Collected data entries:
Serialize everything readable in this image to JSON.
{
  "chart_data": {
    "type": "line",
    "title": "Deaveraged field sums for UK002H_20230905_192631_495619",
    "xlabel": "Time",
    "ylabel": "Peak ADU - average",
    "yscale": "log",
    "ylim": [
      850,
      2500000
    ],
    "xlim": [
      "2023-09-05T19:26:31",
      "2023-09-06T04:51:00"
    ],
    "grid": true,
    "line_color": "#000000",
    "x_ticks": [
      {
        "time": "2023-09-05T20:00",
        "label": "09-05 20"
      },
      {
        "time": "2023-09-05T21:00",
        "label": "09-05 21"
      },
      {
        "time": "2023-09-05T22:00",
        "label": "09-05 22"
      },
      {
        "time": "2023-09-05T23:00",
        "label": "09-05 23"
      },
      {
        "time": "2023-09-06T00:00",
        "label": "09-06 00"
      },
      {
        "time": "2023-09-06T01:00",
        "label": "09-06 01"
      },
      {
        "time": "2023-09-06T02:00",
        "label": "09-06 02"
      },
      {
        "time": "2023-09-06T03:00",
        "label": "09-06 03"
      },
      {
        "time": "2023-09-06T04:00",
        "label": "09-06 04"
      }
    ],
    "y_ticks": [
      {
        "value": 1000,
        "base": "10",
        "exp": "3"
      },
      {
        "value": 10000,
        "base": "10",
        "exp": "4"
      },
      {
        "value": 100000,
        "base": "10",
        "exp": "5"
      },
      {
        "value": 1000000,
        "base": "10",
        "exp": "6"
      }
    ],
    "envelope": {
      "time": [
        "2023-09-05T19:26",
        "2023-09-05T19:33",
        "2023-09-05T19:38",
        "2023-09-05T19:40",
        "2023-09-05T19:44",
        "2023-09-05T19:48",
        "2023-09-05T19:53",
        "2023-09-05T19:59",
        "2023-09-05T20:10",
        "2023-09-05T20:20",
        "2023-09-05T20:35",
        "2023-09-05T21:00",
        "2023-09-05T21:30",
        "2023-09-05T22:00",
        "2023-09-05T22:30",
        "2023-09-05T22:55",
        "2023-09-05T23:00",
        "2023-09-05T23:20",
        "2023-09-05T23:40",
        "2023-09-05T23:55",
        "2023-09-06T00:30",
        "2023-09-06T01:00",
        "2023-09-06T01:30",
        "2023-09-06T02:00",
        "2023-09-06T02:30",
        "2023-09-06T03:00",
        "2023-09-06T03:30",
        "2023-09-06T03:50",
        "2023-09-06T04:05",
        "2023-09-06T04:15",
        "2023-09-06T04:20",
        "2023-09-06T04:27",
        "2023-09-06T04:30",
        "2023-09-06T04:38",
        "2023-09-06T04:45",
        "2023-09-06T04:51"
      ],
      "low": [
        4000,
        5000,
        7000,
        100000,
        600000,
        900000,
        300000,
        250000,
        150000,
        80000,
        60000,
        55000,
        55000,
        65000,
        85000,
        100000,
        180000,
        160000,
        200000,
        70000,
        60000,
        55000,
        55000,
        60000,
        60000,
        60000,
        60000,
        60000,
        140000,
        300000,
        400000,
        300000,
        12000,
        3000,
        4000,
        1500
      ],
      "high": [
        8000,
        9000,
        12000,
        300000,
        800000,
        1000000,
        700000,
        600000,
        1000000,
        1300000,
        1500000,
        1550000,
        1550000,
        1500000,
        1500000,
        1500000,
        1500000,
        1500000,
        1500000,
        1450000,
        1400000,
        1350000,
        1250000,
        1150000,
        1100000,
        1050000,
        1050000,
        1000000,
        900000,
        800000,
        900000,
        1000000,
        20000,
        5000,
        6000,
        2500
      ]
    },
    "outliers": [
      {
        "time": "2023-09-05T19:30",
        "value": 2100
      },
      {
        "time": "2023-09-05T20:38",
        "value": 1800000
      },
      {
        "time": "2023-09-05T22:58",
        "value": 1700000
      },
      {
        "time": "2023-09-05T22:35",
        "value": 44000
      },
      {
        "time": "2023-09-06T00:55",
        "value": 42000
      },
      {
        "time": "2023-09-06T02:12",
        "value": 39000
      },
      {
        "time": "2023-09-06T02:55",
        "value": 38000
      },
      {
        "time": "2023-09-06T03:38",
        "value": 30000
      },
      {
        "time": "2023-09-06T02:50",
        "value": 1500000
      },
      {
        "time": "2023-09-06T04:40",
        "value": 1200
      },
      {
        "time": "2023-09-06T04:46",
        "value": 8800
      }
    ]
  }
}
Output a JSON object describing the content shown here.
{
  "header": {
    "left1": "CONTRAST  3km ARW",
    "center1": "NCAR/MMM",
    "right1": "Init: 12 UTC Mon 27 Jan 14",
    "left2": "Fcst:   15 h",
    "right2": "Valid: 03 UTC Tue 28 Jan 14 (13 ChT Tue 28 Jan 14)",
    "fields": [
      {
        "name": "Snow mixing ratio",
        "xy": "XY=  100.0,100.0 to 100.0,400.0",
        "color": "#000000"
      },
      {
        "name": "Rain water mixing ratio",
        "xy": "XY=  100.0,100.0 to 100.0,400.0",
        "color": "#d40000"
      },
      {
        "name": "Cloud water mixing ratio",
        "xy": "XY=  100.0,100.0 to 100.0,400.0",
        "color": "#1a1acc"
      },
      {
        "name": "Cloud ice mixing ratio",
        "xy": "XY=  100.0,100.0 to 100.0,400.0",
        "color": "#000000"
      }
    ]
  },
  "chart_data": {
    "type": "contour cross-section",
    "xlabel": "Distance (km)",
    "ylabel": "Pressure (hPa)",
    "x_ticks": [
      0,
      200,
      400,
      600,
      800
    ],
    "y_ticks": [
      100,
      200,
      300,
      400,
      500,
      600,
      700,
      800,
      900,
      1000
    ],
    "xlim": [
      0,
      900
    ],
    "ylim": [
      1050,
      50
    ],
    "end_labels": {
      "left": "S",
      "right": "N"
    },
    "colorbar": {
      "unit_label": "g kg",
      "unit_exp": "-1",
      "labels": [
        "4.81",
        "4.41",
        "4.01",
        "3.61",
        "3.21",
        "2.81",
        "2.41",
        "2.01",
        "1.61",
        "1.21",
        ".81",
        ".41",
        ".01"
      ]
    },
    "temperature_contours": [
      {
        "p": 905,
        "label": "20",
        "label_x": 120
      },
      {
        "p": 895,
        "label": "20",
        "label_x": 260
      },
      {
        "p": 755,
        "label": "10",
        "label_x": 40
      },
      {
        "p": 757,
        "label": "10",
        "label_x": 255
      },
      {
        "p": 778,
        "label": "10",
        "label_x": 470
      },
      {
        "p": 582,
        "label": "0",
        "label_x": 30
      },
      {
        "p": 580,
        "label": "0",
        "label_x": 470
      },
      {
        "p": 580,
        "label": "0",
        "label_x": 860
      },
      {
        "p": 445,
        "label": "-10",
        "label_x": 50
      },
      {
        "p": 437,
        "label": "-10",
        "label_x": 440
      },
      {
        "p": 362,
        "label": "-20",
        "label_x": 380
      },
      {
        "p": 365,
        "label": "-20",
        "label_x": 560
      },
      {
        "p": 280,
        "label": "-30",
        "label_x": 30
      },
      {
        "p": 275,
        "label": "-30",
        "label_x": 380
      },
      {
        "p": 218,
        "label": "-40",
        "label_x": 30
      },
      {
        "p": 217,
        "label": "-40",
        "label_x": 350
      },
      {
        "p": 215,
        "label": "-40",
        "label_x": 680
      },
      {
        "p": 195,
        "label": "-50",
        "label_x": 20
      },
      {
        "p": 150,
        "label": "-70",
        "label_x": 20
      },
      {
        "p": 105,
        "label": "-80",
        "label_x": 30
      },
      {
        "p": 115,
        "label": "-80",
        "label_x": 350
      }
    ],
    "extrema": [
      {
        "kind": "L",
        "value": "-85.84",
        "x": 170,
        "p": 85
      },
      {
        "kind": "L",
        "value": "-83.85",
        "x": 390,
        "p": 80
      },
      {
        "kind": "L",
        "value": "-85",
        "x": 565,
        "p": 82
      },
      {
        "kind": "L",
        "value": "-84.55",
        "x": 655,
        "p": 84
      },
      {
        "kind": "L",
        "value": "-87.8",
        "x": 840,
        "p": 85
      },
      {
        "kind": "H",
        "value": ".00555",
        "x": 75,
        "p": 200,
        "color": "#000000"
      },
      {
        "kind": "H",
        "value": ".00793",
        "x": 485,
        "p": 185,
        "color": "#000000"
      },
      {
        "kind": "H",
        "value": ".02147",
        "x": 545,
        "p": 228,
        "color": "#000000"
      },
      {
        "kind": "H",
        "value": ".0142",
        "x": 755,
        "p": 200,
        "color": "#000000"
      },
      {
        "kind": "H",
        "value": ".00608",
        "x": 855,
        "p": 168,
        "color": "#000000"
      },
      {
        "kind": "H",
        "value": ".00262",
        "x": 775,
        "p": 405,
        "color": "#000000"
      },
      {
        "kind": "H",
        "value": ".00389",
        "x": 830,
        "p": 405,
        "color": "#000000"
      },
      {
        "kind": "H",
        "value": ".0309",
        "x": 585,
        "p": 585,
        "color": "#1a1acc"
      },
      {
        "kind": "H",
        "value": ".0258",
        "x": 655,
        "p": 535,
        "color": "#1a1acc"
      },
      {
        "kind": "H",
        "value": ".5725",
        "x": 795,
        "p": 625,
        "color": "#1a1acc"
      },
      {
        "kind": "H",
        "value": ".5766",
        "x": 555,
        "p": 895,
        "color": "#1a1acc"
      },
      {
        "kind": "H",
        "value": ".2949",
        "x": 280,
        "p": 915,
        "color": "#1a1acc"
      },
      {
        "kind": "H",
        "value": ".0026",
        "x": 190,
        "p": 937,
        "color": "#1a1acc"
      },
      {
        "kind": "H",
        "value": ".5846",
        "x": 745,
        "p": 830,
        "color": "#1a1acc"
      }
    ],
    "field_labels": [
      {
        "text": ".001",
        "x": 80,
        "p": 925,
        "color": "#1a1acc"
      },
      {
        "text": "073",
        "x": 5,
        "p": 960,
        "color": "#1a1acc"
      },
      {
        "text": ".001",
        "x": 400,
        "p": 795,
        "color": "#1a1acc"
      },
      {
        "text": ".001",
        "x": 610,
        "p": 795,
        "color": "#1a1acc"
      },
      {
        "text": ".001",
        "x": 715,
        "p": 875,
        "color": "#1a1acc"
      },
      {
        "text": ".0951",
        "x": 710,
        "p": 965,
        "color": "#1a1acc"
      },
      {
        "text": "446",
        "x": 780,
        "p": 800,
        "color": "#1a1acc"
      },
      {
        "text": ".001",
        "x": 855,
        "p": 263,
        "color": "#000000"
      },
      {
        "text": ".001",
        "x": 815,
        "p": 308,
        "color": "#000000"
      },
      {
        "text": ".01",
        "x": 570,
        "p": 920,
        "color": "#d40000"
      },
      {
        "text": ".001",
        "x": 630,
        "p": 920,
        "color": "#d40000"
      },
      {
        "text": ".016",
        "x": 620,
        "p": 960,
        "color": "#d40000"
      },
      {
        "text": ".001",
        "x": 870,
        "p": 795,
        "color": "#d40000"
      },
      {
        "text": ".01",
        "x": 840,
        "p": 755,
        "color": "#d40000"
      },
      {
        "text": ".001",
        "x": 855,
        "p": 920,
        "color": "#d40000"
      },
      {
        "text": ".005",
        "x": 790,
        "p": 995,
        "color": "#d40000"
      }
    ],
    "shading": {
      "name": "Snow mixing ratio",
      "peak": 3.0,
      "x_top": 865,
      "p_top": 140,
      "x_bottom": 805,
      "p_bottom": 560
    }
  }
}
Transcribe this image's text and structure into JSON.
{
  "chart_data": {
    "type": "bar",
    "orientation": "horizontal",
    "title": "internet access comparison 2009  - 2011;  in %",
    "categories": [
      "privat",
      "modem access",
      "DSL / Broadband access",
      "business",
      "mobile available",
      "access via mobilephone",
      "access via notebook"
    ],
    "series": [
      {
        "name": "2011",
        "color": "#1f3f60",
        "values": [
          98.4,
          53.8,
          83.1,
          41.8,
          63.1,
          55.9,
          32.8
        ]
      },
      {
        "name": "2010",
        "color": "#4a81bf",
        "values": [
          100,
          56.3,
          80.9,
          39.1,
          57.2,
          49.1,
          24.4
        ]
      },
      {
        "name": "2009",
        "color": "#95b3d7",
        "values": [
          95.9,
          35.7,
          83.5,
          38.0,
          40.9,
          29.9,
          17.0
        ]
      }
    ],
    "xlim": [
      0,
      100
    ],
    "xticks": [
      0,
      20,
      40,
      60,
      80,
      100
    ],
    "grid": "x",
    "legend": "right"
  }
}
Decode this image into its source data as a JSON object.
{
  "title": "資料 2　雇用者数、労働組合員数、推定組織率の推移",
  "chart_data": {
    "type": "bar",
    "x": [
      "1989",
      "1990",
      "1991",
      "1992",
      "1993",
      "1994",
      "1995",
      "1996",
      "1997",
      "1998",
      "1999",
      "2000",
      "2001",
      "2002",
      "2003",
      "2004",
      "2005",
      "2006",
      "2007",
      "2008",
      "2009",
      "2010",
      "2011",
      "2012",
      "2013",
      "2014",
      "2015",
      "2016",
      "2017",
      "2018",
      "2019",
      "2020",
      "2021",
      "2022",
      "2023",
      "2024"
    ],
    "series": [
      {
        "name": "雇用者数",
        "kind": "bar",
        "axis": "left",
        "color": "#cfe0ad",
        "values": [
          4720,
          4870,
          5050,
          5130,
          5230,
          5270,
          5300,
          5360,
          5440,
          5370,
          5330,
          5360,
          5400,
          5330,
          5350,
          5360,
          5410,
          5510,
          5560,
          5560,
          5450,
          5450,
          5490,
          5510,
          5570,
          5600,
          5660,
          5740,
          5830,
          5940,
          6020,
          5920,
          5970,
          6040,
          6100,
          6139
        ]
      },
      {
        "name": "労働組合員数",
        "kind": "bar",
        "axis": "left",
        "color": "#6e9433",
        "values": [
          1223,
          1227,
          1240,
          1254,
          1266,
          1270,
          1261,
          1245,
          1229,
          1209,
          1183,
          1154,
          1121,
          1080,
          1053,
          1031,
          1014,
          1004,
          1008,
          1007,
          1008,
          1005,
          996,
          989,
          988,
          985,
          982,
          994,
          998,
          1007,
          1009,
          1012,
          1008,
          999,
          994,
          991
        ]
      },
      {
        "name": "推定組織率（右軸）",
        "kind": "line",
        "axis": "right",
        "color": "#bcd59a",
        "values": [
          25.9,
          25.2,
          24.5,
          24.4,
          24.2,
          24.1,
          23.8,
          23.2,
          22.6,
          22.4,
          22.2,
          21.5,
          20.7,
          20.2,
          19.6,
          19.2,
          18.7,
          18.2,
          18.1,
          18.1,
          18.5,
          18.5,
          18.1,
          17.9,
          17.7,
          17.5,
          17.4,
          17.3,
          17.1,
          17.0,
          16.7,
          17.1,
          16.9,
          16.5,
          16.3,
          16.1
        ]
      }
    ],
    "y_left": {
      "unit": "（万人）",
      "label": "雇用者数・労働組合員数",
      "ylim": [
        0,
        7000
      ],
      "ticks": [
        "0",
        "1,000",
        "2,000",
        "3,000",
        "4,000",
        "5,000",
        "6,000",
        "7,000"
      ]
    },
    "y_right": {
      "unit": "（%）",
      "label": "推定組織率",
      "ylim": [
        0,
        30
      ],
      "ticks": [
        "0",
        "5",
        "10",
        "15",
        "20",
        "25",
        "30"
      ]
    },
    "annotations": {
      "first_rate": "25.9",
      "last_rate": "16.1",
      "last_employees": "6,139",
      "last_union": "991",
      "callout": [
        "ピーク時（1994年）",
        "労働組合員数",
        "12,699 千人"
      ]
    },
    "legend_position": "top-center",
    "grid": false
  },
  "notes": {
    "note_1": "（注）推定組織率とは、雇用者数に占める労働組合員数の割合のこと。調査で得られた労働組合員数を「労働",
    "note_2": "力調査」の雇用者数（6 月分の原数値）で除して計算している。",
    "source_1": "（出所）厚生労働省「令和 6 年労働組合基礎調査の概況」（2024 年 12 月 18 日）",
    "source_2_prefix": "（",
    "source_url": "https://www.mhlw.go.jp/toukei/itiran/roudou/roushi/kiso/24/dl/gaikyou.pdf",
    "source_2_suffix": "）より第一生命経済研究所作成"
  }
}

= OBJECTIVE =
Work out the number of lines above that include the string "type" and write only that number.

= ANSWER TO THIS TASK =
4